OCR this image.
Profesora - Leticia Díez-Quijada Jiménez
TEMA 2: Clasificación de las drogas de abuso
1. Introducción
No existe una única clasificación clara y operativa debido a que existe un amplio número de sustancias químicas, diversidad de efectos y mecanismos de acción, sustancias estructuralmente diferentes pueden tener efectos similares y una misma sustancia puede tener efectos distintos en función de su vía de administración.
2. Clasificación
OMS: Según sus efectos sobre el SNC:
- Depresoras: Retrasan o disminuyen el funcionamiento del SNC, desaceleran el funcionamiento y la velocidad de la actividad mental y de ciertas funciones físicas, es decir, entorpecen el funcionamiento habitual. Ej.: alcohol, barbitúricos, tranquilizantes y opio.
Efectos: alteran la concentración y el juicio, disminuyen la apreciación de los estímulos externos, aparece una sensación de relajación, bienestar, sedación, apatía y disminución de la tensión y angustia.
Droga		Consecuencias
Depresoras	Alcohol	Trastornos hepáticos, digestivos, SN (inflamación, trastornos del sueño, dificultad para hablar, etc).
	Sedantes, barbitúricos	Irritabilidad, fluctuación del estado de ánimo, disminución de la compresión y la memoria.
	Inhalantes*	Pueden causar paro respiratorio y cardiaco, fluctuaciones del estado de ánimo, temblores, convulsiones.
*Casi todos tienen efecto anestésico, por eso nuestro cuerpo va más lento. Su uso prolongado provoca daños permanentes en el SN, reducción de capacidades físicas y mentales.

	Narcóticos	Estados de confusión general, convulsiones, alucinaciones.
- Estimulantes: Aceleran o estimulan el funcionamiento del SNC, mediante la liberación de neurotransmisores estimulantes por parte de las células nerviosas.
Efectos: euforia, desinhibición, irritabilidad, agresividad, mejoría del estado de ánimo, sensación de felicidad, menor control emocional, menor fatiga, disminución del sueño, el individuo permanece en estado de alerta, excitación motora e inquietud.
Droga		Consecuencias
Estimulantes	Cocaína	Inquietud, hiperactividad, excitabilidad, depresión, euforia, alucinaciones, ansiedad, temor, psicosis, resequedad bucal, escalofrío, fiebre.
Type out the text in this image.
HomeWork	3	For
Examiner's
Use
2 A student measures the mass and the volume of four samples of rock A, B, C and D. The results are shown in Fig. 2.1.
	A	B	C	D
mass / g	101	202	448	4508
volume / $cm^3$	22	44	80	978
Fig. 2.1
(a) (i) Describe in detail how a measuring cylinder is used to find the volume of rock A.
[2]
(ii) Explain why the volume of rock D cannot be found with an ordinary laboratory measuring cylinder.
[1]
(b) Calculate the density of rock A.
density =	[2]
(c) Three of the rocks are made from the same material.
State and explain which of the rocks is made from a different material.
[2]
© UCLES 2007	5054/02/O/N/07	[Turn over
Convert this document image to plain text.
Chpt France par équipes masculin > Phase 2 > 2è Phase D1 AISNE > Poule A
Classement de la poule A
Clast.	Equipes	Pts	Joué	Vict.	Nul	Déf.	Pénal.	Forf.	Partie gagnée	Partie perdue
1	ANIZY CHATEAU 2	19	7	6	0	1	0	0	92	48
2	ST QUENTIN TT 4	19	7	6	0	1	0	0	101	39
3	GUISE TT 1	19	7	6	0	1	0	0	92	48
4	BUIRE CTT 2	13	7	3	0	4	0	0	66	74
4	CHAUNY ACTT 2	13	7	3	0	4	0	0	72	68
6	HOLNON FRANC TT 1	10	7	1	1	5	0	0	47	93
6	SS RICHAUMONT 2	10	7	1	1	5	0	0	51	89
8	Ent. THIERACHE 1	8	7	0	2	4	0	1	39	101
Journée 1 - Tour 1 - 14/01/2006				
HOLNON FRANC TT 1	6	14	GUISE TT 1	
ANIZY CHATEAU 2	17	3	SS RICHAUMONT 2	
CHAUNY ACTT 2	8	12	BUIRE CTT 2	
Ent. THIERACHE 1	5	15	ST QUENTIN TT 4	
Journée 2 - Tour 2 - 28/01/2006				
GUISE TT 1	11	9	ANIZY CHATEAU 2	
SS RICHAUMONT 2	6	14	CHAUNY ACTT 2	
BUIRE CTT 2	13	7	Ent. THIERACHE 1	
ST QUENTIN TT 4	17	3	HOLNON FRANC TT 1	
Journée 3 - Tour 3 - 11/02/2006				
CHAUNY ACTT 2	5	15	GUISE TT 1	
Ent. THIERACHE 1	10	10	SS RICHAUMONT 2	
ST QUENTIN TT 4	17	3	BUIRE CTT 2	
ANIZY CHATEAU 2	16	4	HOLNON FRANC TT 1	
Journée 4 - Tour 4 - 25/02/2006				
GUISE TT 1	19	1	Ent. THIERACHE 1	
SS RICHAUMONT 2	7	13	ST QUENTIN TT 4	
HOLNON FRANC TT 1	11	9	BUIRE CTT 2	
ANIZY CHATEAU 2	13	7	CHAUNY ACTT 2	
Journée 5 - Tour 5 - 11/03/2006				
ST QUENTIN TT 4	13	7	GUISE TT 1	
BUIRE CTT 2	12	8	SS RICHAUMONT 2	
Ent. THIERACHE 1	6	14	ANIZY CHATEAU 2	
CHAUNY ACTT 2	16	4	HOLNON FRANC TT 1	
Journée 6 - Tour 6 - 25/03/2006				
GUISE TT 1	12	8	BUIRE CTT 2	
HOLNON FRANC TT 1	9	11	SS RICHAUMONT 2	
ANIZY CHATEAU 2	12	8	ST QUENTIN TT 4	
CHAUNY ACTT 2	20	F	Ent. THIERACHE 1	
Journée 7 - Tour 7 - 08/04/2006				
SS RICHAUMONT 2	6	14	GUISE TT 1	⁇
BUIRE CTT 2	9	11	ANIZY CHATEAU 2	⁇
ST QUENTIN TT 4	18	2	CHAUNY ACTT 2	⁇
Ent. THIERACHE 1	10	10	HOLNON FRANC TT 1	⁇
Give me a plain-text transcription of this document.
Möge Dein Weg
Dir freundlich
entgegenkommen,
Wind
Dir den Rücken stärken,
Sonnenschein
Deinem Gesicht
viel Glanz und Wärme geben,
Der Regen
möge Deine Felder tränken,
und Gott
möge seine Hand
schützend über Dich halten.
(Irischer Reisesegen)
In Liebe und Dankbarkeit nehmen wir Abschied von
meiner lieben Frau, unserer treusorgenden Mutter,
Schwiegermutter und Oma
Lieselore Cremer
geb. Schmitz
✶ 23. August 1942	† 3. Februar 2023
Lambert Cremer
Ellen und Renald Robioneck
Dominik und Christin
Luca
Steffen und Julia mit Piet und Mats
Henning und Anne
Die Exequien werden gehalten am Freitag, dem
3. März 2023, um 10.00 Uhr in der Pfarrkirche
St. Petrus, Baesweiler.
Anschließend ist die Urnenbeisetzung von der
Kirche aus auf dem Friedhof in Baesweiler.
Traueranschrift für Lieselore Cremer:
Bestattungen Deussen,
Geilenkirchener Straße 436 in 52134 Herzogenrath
============
■ Given exercise ■
With the line containing "Give me a plain-text" as the first and the last line of the records as the final one, print exactly the lines in that span.

■ Task output ■
Give me a plain-text transcription of this document.
Möge Dein Weg
Dir freundlich
entgegenkommen,
Wind
Dir den Rücken stärken,
Sonnenschein
Deinem Gesicht
viel Glanz und Wärme geben,
Der Regen
möge Deine Felder tränken,
und Gott
möge seine Hand
schützend über Dich halten.
(Irischer Reisesegen)
In Liebe und Dankbarkeit nehmen wir Abschied von
meiner lieben Frau, unserer treusorgenden Mutter,
Schwiegermutter und Oma
Lieselore Cremer
geb. Schmitz
✶ 23. August 1942	† 3. Februar 2023
Lambert Cremer
Ellen und Renald Robioneck
Dominik und Christin
Luca
Steffen und Julia mit Piet und Mats
Henning und Anne
Die Exequien werden gehalten am Freitag, dem
3. März 2023, um 10.00 Uhr in der Pfarrkirche
St. Petrus, Baesweiler.
Anschließend ist die Urnenbeisetzung von der
Kirche aus auf dem Friedhof in Baesweiler.
Traueranschrift für Lieselore Cremer:
Bestattungen Deussen,
Geilenkirchener Straße 436 in 52134 Herzogenrath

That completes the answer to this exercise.